>> Start Raw records

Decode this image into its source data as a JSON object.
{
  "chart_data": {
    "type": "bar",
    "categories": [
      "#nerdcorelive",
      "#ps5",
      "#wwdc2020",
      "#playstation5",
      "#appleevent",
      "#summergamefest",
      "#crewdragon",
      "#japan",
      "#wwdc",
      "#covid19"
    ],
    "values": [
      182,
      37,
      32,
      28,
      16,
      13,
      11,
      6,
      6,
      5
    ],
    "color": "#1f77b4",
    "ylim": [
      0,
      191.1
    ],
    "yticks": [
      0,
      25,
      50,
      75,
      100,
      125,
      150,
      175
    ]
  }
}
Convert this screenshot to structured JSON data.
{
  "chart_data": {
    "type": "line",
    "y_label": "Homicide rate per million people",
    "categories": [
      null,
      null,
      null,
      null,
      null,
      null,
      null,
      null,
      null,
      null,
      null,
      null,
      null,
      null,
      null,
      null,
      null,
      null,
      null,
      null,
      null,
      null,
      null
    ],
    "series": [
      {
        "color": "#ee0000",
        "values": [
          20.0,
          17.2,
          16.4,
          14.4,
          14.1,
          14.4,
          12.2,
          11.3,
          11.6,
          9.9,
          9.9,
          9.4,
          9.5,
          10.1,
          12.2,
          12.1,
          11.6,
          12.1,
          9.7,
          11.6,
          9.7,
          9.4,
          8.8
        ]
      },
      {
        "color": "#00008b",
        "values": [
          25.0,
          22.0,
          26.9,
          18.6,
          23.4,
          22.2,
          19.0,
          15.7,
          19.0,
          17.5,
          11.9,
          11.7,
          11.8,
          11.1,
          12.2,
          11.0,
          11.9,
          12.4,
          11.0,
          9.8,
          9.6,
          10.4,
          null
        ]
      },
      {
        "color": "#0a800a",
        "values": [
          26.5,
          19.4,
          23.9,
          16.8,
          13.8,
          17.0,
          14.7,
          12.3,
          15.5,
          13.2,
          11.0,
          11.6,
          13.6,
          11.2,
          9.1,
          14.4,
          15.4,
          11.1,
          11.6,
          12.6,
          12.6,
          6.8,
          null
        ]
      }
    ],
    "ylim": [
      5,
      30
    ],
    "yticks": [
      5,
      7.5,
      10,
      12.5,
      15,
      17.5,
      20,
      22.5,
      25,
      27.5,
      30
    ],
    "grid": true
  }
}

>> End Raw records

** Task statement **
Write out all records exactly, keeping every detail.

** Answer to this task **
Decode this image into its source data as a JSON object.
{
  "chart_data": {
    "type": "bar",
    "categories": [
      "#nerdcorelive",
      "#ps5",
      "#wwdc2020",
      "#playstation5",
      "#appleevent",
      "#summergamefest",
      "#crewdragon",
      "#japan",
      "#wwdc",
      "#covid19"
    ],
    "values": [
      182,
      37,
      32,
      28,
      16,
      13,
      11,
      6,
      6,
      5
    ],
    "color": "#1f77b4",
    "ylim": [
      0,
      191.1
    ],
    "yticks": [
      0,
      25,
      50,
      75,
      100,
      125,
      150,
      175
    ]
  }
}
Convert this screenshot to structured JSON data.
{
  "chart_data": {
    "type": "line",
    "y_label": "Homicide rate per million people",
    "categories": [
      null,
      null,
      null,
      null,
      null,
      null,
      null,
      null,
      null,
      null,
      null,
      null,
      null,
      null,
      null,
      null,
      null,
      null,
      null,
      null,
      null,
      null,
      null
    ],
    "series": [
      {
        "color": "#ee0000",
        "values": [
          20.0,
          17.2,
          16.4,
          14.4,
          14.1,
          14.4,
          12.2,
          11.3,
          11.6,
          9.9,
          9.9,
          9.4,
          9.5,
          10.1,
          12.2,
          12.1,
          11.6,
          12.1,
          9.7,
          11.6,
          9.7,
          9.4,
          8.8
        ]
      },
      {
        "color": "#00008b",
        "values": [
          25.0,
          22.0,
          26.9,
          18.6,
          23.4,
          22.2,
          19.0,
          15.7,
          19.0,
          17.5,
          11.9,
          11.7,
          11.8,
          11.1,
          12.2,
          11.0,
          11.9,
          12.4,
          11.0,
          9.8,
          9.6,
          10.4,
          null
        ]
      },
      {
        "color": "#0a800a",
        "values": [
          26.5,
          19.4,
          23.9,
          16.8,
          13.8,
          17.0,
          14.7,
          12.3,
          15.5,
          13.2,
          11.0,
          11.6,
          13.6,
          11.2,
          9.1,
          14.4,
          15.4,
          11.1,
          11.6,
          12.6,
          12.6,
          6.8,
          null
        ]
      }
    ],
    "ylim": [
      5,
      30
    ],
    "yticks": [
      5,
      7.5,
      10,
      12.5,
      15,
      17.5,
      20,
      22.5,
      25,
      27.5,
      30
    ],
    "grid": true
  }
}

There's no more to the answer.